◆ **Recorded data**
==*==

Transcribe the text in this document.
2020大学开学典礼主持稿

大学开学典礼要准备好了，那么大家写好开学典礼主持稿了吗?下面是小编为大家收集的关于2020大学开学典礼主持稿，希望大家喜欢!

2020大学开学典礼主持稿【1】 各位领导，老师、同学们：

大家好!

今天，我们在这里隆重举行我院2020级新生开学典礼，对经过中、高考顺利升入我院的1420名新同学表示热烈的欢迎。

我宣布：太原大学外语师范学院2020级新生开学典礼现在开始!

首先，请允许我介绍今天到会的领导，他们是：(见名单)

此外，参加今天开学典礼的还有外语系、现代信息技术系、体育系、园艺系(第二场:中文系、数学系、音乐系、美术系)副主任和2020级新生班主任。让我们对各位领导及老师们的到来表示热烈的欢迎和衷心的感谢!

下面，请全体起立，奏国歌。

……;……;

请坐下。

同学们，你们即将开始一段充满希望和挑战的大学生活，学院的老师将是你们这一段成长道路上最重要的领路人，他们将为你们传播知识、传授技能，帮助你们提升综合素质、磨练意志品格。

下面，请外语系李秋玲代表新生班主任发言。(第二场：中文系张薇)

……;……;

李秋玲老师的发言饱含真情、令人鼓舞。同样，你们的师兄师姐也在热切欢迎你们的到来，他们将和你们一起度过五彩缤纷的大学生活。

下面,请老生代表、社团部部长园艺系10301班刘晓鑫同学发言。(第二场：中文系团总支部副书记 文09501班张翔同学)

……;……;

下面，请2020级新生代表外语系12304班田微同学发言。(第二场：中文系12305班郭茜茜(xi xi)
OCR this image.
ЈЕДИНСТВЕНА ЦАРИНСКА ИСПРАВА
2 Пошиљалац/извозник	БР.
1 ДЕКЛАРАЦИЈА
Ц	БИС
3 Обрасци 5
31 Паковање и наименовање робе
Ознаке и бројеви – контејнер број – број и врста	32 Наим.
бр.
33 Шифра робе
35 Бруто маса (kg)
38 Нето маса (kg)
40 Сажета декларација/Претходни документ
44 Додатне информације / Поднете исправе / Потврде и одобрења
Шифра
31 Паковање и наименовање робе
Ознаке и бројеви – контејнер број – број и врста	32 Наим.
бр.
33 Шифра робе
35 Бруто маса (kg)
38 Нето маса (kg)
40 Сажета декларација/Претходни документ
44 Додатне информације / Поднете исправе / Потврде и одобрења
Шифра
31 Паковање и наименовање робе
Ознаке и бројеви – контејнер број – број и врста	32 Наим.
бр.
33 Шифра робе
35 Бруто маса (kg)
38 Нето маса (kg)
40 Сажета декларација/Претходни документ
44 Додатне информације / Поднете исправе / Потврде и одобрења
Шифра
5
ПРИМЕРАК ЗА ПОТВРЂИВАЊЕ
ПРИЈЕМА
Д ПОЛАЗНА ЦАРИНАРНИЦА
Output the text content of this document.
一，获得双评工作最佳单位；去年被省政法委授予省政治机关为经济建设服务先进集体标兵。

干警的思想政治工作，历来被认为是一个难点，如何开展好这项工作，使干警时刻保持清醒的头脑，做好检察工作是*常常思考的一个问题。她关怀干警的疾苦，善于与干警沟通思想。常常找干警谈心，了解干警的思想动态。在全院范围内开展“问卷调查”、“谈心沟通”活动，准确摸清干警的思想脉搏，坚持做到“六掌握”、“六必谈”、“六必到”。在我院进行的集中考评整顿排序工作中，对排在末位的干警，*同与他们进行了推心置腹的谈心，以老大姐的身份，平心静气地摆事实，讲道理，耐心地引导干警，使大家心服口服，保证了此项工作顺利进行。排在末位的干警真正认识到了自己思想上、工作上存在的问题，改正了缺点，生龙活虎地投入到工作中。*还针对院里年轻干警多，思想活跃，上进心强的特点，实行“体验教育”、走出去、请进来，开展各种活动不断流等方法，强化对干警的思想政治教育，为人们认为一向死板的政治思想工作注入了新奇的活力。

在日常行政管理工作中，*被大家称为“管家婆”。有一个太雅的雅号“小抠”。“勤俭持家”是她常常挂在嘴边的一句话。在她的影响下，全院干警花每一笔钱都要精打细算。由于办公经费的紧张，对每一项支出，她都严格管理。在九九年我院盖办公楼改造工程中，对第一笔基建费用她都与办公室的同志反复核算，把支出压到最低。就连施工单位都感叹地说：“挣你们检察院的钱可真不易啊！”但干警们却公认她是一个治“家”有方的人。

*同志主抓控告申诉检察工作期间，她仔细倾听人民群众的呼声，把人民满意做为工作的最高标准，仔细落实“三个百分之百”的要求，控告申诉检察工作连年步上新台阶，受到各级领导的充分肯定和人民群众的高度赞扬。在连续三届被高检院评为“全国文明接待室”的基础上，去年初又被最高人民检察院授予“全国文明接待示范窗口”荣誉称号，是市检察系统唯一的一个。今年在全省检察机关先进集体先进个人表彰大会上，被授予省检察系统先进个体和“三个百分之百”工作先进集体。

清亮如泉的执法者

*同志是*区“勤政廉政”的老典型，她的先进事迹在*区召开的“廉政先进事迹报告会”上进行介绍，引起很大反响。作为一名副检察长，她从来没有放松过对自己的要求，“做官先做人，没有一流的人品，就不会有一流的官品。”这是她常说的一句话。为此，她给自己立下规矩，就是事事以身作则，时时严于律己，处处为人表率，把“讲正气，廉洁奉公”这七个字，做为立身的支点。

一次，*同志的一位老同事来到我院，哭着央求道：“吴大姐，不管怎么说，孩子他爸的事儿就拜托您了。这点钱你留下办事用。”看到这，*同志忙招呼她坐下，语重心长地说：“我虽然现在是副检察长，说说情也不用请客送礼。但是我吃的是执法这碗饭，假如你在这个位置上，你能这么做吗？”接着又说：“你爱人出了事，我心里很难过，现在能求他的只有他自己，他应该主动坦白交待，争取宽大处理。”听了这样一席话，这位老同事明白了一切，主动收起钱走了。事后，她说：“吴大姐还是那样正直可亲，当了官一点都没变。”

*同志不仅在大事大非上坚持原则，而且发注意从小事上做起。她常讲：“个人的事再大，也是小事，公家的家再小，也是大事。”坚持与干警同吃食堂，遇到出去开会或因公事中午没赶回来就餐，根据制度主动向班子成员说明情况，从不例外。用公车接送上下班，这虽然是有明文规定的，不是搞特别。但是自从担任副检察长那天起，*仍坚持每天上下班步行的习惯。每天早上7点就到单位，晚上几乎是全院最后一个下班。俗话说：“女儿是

==*==

◆ **Aim**
Each line above must be printed exactly as it appears.

◆ **The solution**
Transcribe the text in this document.
2020大学开学典礼主持稿

大学开学典礼要准备好了，那么大家写好开学典礼主持稿了吗?下面是小编为大家收集的关于2020大学开学典礼主持稿，希望大家喜欢!

2020大学开学典礼主持稿【1】 各位领导，老师、同学们：

大家好!

今天，我们在这里隆重举行我院2020级新生开学典礼，对经过中、高考顺利升入我院的1420名新同学表示热烈的欢迎。

我宣布：太原大学外语师范学院2020级新生开学典礼现在开始!

首先，请允许我介绍今天到会的领导，他们是：(见名单)

此外，参加今天开学典礼的还有外语系、现代信息技术系、体育系、园艺系(第二场:中文系、数学系、音乐系、美术系)副主任和2020级新生班主任。让我们对各位领导及老师们的到来表示热烈的欢迎和衷心的感谢!

下面，请全体起立，奏国歌。

……;……;

请坐下。

同学们，你们即将开始一段充满希望和挑战的大学生活，学院的老师将是你们这一段成长道路上最重要的领路人，他们将为你们传播知识、传授技能，帮助你们提升综合素质、磨练意志品格。

下面，请外语系李秋玲代表新生班主任发言。(第二场：中文系张薇)

……;……;

李秋玲老师的发言饱含真情、令人鼓舞。同样，你们的师兄师姐也在热切欢迎你们的到来，他们将和你们一起度过五彩缤纷的大学生活。

下面,请老生代表、社团部部长园艺系10301班刘晓鑫同学发言。(第二场：中文系团总支部副书记 文09501班张翔同学)

……;……;

下面，请2020级新生代表外语系12304班田微同学发言。(第二场：中文系12305班郭茜茜(xi xi)
OCR this image.
ЈЕДИНСТВЕНА ЦАРИНСКА ИСПРАВА
2 Пошиљалац/извозник	БР.
1 ДЕКЛАРАЦИЈА
Ц	БИС
3 Обрасци 5
31 Паковање и наименовање робе
Ознаке и бројеви – контејнер број – број и врста	32 Наим.
бр.
33 Шифра робе
35 Бруто маса (kg)
38 Нето маса (kg)
40 Сажета декларација/Претходни документ
44 Додатне информације / Поднете исправе / Потврде и одобрења
Шифра
31 Паковање и наименовање робе
Ознаке и бројеви – контејнер број – број и врста	32 Наим.
бр.
33 Шифра робе
35 Бруто маса (kg)
38 Нето маса (kg)
40 Сажета декларација/Претходни документ
44 Додатне информације / Поднете исправе / Потврде и одобрења
Шифра
31 Паковање и наименовање робе
Ознаке и бројеви – контејнер број – број и врста	32 Наим.
бр.
33 Шифра робе
35 Бруто маса (kg)
38 Нето маса (kg)
40 Сажета декларација/Претходни документ
44 Додатне информације / Поднете исправе / Потврде и одобрења
Шифра
5
ПРИМЕРАК ЗА ПОТВРЂИВАЊЕ
ПРИЈЕМА
Д ПОЛАЗНА ЦАРИНАРНИЦА
Output the text content of this document.
一，获得双评工作最佳单位；去年被省政法委授予省政治机关为经济建设服务先进集体标兵。

干警的思想政治工作，历来被认为是一个难点，如何开展好这项工作，使干警时刻保持清醒的头脑，做好检察工作是*常常思考的一个问题。她关怀干警的疾苦，善于与干警沟通思想。常常找干警谈心，了解干警的思想动态。在全院范围内开展“问卷调查”、“谈心沟通”活动，准确摸清干警的思想脉搏，坚持做到“六掌握”、“六必谈”、“六必到”。在我院进行的集中考评整顿排序工作中，对排在末位的干警，*同与他们进行了推心置腹的谈心，以老大姐的身份，平心静气地摆事实，讲道理，耐心地引导干警，使大家心服口服，保证了此项工作顺利进行。排在末位的干警真正认识到了自己思想上、工作上存在的问题，改正了缺点，生龙活虎地投入到工作中。*还针对院里年轻干警多，思想活跃，上进心强的特点，实行“体验教育”、走出去、请进来，开展各种活动不断流等方法，强化对干警的思想政治教育，为人们认为一向死板的政治思想工作注入了新奇的活力。

在日常行政管理工作中，*被大家称为“管家婆”。有一个太雅的雅号“小抠”。“勤俭持家”是她常常挂在嘴边的一句话。在她的影响下，全院干警花每一笔钱都要精打细算。由于办公经费的紧张，对每一项支出，她都严格管理。在九九年我院盖办公楼改造工程中，对第一笔基建费用她都与办公室的同志反复核算，把支出压到最低。就连施工单位都感叹地说：“挣你们检察院的钱可真不易啊！”但干警们却公认她是一个治“家”有方的人。

*同志主抓控告申诉检察工作期间，她仔细倾听人民群众的呼声，把人民满意做为工作的最高标准，仔细落实“三个百分之百”的要求，控告申诉检察工作连年步上新台阶，受到各级领导的充分肯定和人民群众的高度赞扬。在连续三届被高检院评为“全国文明接待室”的基础上，去年初又被最高人民检察院授予“全国文明接待示范窗口”荣誉称号，是市检察系统唯一的一个。今年在全省检察机关先进集体先进个人表彰大会上，被授予省检察系统先进个体和“三个百分之百”工作先进集体。

清亮如泉的执法者

*同志是*区“勤政廉政”的老典型，她的先进事迹在*区召开的“廉政先进事迹报告会”上进行介绍，引起很大反响。作为一名副检察长，她从来没有放松过对自己的要求，“做官先做人，没有一流的人品，就不会有一流的官品。”这是她常说的一句话。为此，她给自己立下规矩，就是事事以身作则，时时严于律己，处处为人表率，把“讲正气，廉洁奉公”这七个字，做为立身的支点。

一次，*同志的一位老同事来到我院，哭着央求道：“吴大姐，不管怎么说，孩子他爸的事儿就拜托您了。这点钱你留下办事用。”看到这，*同志忙招呼她坐下，语重心长地说：“我虽然现在是副检察长，说说情也不用请客送礼。但是我吃的是执法这碗饭，假如你在这个位置上，你能这么做吗？”接着又说：“你爱人出了事，我心里很难过，现在能求他的只有他自己，他应该主动坦白交待，争取宽大处理。”听了这样一席话，这位老同事明白了一切，主动收起钱走了。事后，她说：“吴大姐还是那样正直可亲，当了官一点都没变。”

*同志不仅在大事大非上坚持原则，而且发注意从小事上做起。她常讲：“个人的事再大，也是小事，公家的家再小，也是大事。”坚持与干警同吃食堂，遇到出去开会或因公事中午没赶回来就餐，根据制度主动向班子成员说明情况，从不例外。用公车接送上下班，这虽然是有明文规定的，不是搞特别。但是自从担任副检察长那天起，*仍坚持每天上下班步行的习惯。每天早上7点就到单位，晚上几乎是全院最后一个下班。俗话说：“女儿是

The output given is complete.